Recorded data
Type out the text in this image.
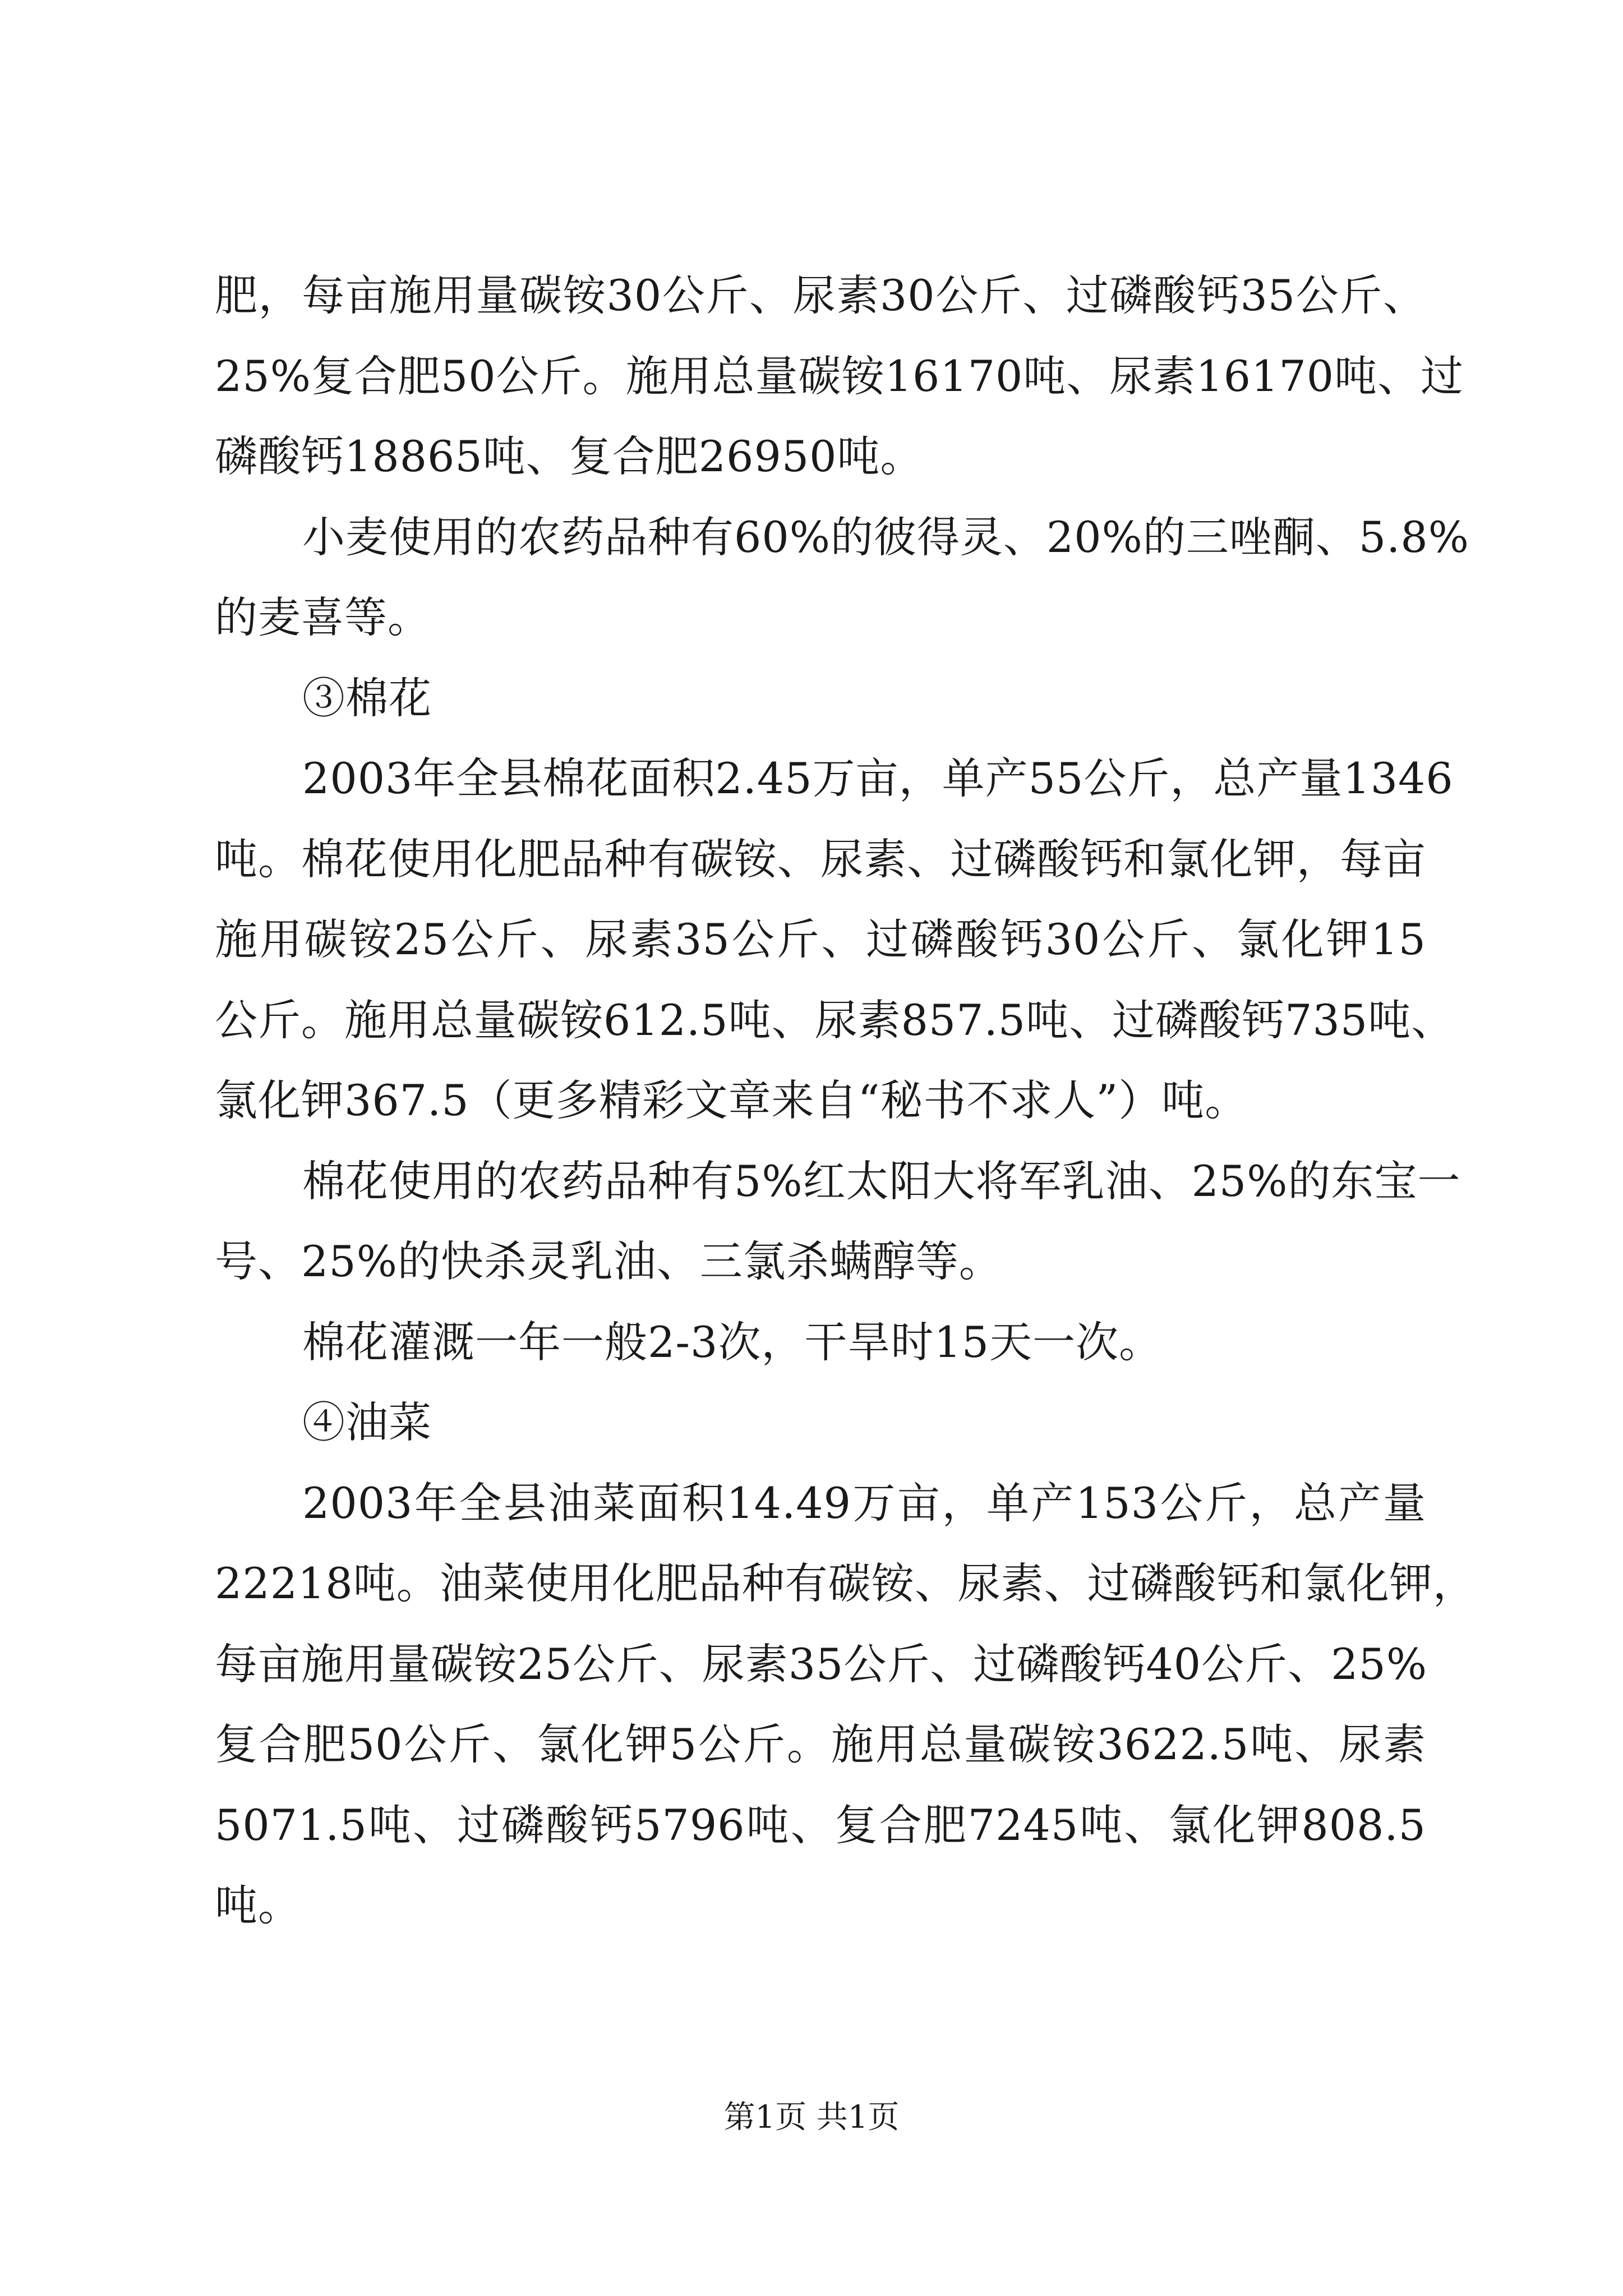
肥，每亩施用量碳铵30公斤、尿素30公斤、过磷酸钙35公斤、
25%复合肥50公斤。施用总量碳铵16170吨、尿素16170吨、过
磷酸钙18865吨、复合肥26950吨。
小麦使用的农药品种有60%的彼得灵、20%的三唑酮、5.8%
的麦喜等。
③棉花
2003年全县棉花面积2.45万亩，单产55公斤，总产量1346
吨。棉花使用化肥品种有碳铵、尿素、过磷酸钙和氯化钾，每亩
施用碳铵25公斤、尿素35公斤、过磷酸钙30公斤、氯化钾15
公斤。施用总量碳铵612.5吨、尿素857.5吨、过磷酸钙735吨、
氯化钾367.5（更多精彩文章来自“秘书不求人”）吨。
棉花使用的农药品种有5%红太阳大将军乳油、25%的东宝一
号、25%的快杀灵乳油、三氯杀螨醇等。
棉花灌溉一年一般2-3次，干旱时15天一次。
④油菜
2003年全县油菜面积14.49万亩，单产153公斤，总产量
22218吨。油菜使用化肥品种有碳铵、尿素、过磷酸钙和氯化钾，
每亩施用量碳铵25公斤、尿素35公斤、过磷酸钙40公斤、25%
复合肥50公斤、氯化钾5公斤。施用总量碳铵3622.5吨、尿素
5071.5吨、过磷酸钙5796吨、复合肥7245吨、氯化钾808.5
吨。
第1页 共1页
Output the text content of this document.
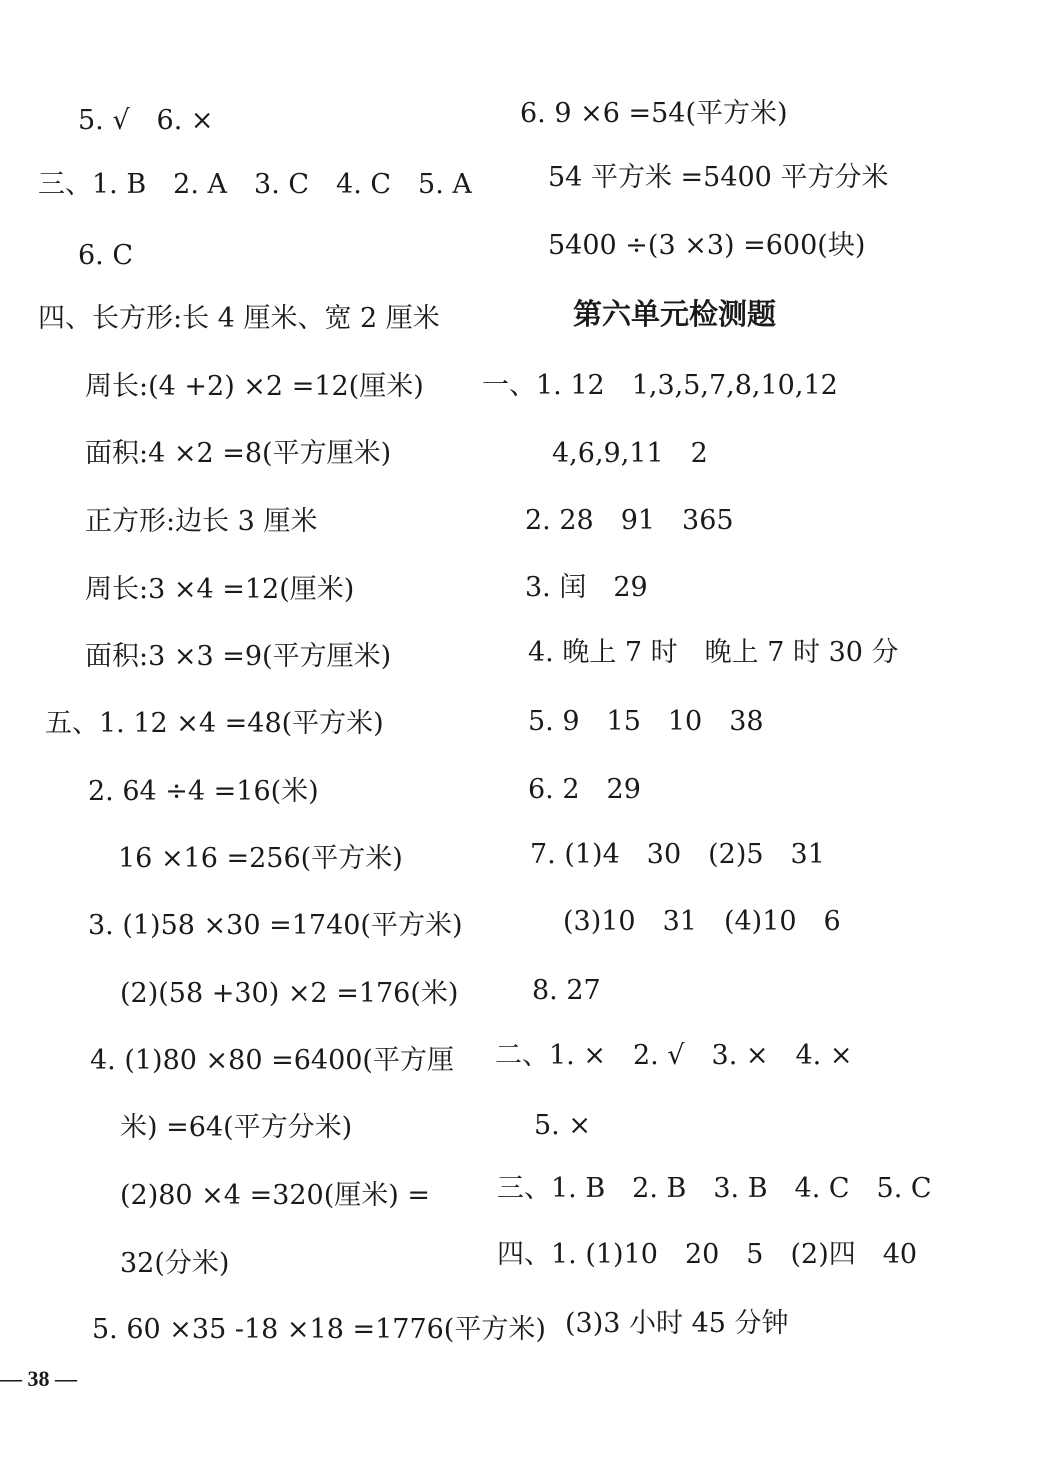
5. √　6. ×
三、1. B　2. A　3. C　4. C　5. A
6. C
四、长方形:长 4 厘米、宽 2 厘米
周长:(4 +2) ×2 =12(厘米)
面积:4 ×2 =8(平方厘米)
正方形:边长 3 厘米
周长:3 ×4 =12(厘米)
面积:3 ×3 =9(平方厘米)
五、1. 12 ×4 =48(平方米)
2. 64 ÷4 =16(米)
16 ×16 =256(平方米)
3. (1)58 ×30 =1740(平方米)
(2)(58 +30) ×2 =176(米)
4. (1)80 ×80 =6400(平方厘
米) =64(平方分米)
(2)80 ×4 =320(厘米) =
32(分米)
5. 60 ×35 -18 ×18 =1776(平方米)
6. 9 ×6 =54(平方米)
54 平方米 =5400 平方分米
5400 ÷(3 ×3) =600(块)
第六单元检测题
一、1. 12　1,3,5,7,8,10,12
4,6,9,11　2
2. 28　91　365
3. 闰　29
4. 晚上 7 时　晚上 7 时 30 分
5. 9　15　10　38
6. 2　29
7. (1)4　30　(2)5　31
(3)10　31　(4)10　6
8. 27
二、1. ×　2. √　3. ×　4. ×
5. ×
三、1. B　2. B　3. B　4. C　5. C
四、1. (1)10　20　5　(2)四　40
(3)3 小时 45 分钟
— 38 —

- [To be done] Output an exact copy of the material, with the pictures removed.

- [Complete response]
Type out the text in this image.
肥，每亩施用量碳铵30公斤、尿素30公斤、过磷酸钙35公斤、
25%复合肥50公斤。施用总量碳铵16170吨、尿素16170吨、过
磷酸钙18865吨、复合肥26950吨。
小麦使用的农药品种有60%的彼得灵、20%的三唑酮、5.8%
的麦喜等。
③棉花
2003年全县棉花面积2.45万亩，单产55公斤，总产量1346
吨。棉花使用化肥品种有碳铵、尿素、过磷酸钙和氯化钾，每亩
施用碳铵25公斤、尿素35公斤、过磷酸钙30公斤、氯化钾15
公斤。施用总量碳铵612.5吨、尿素857.5吨、过磷酸钙735吨、
氯化钾367.5（更多精彩文章来自“秘书不求人”）吨。
棉花使用的农药品种有5%红太阳大将军乳油、25%的东宝一
号、25%的快杀灵乳油、三氯杀螨醇等。
棉花灌溉一年一般2-3次，干旱时15天一次。
④油菜
2003年全县油菜面积14.49万亩，单产153公斤，总产量
22218吨。油菜使用化肥品种有碳铵、尿素、过磷酸钙和氯化钾，
每亩施用量碳铵25公斤、尿素35公斤、过磷酸钙40公斤、25%
复合肥50公斤、氯化钾5公斤。施用总量碳铵3622.5吨、尿素
5071.5吨、过磷酸钙5796吨、复合肥7245吨、氯化钾808.5
吨。
第1页 共1页
Output the text content of this document.
5. √　6. ×
三、1. B　2. A　3. C　4. C　5. A
6. C
四、长方形:长 4 厘米、宽 2 厘米
周长:(4 +2) ×2 =12(厘米)
面积:4 ×2 =8(平方厘米)
正方形:边长 3 厘米
周长:3 ×4 =12(厘米)
面积:3 ×3 =9(平方厘米)
五、1. 12 ×4 =48(平方米)
2. 64 ÷4 =16(米)
16 ×16 =256(平方米)
3. (1)58 ×30 =1740(平方米)
(2)(58 +30) ×2 =176(米)
4. (1)80 ×80 =6400(平方厘
米) =64(平方分米)
(2)80 ×4 =320(厘米) =
32(分米)
5. 60 ×35 -18 ×18 =1776(平方米)
6. 9 ×6 =54(平方米)
54 平方米 =5400 平方分米
5400 ÷(3 ×3) =600(块)
第六单元检测题
一、1. 12　1,3,5,7,8,10,12
4,6,9,11　2
2. 28　91　365
3. 闰　29
4. 晚上 7 时　晚上 7 时 30 分
5. 9　15　10　38
6. 2　29
7. (1)4　30　(2)5　31
(3)10　31　(4)10　6
8. 27
二、1. ×　2. √　3. ×　4. ×
5. ×
三、1. B　2. B　3. B　4. C　5. C
四、1. (1)10　20　5　(2)四　40
(3)3 小时 45 分钟
— 38 —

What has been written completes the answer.